-- DATASET CONTENT --
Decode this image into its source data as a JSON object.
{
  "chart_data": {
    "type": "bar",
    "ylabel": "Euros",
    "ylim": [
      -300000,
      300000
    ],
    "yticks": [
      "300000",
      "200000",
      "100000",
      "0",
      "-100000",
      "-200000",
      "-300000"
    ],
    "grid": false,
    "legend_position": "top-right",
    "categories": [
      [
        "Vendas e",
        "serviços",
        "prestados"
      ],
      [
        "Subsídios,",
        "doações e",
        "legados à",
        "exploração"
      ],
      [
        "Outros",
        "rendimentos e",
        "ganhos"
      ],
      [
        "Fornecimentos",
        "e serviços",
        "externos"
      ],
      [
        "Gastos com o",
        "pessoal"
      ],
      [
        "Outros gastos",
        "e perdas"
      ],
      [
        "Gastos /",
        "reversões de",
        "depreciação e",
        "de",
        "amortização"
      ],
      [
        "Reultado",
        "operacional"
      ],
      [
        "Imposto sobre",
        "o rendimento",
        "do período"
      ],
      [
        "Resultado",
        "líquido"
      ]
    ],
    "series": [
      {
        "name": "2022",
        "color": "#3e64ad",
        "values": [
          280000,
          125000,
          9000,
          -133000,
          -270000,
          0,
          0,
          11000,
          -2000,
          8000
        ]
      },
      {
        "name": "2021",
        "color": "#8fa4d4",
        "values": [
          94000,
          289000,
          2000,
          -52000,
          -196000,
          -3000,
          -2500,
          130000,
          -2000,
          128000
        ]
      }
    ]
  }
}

-- DIRECTIONS --
Retype all the material above precisely, with no line left out.

-- TASK SOLUTION --
Decode this image into its source data as a JSON object.
{
  "chart_data": {
    "type": "bar",
    "ylabel": "Euros",
    "ylim": [
      -300000,
      300000
    ],
    "yticks": [
      "300000",
      "200000",
      "100000",
      "0",
      "-100000",
      "-200000",
      "-300000"
    ],
    "grid": false,
    "legend_position": "top-right",
    "categories": [
      [
        "Vendas e",
        "serviços",
        "prestados"
      ],
      [
        "Subsídios,",
        "doações e",
        "legados à",
        "exploração"
      ],
      [
        "Outros",
        "rendimentos e",
        "ganhos"
      ],
      [
        "Fornecimentos",
        "e serviços",
        "externos"
      ],
      [
        "Gastos com o",
        "pessoal"
      ],
      [
        "Outros gastos",
        "e perdas"
      ],
      [
        "Gastos /",
        "reversões de",
        "depreciação e",
        "de",
        "amortização"
      ],
      [
        "Reultado",
        "operacional"
      ],
      [
        "Imposto sobre",
        "o rendimento",
        "do período"
      ],
      [
        "Resultado",
        "líquido"
      ]
    ],
    "series": [
      {
        "name": "2022",
        "color": "#3e64ad",
        "values": [
          280000,
          125000,
          9000,
          -133000,
          -270000,
          0,
          0,
          11000,
          -2000,
          8000
        ]
      },
      {
        "name": "2021",
        "color": "#8fa4d4",
        "values": [
          94000,
          289000,
          2000,
          -52000,
          -196000,
          -3000,
          -2500,
          130000,
          -2000,
          128000
        ]
      }
    ]
  }
}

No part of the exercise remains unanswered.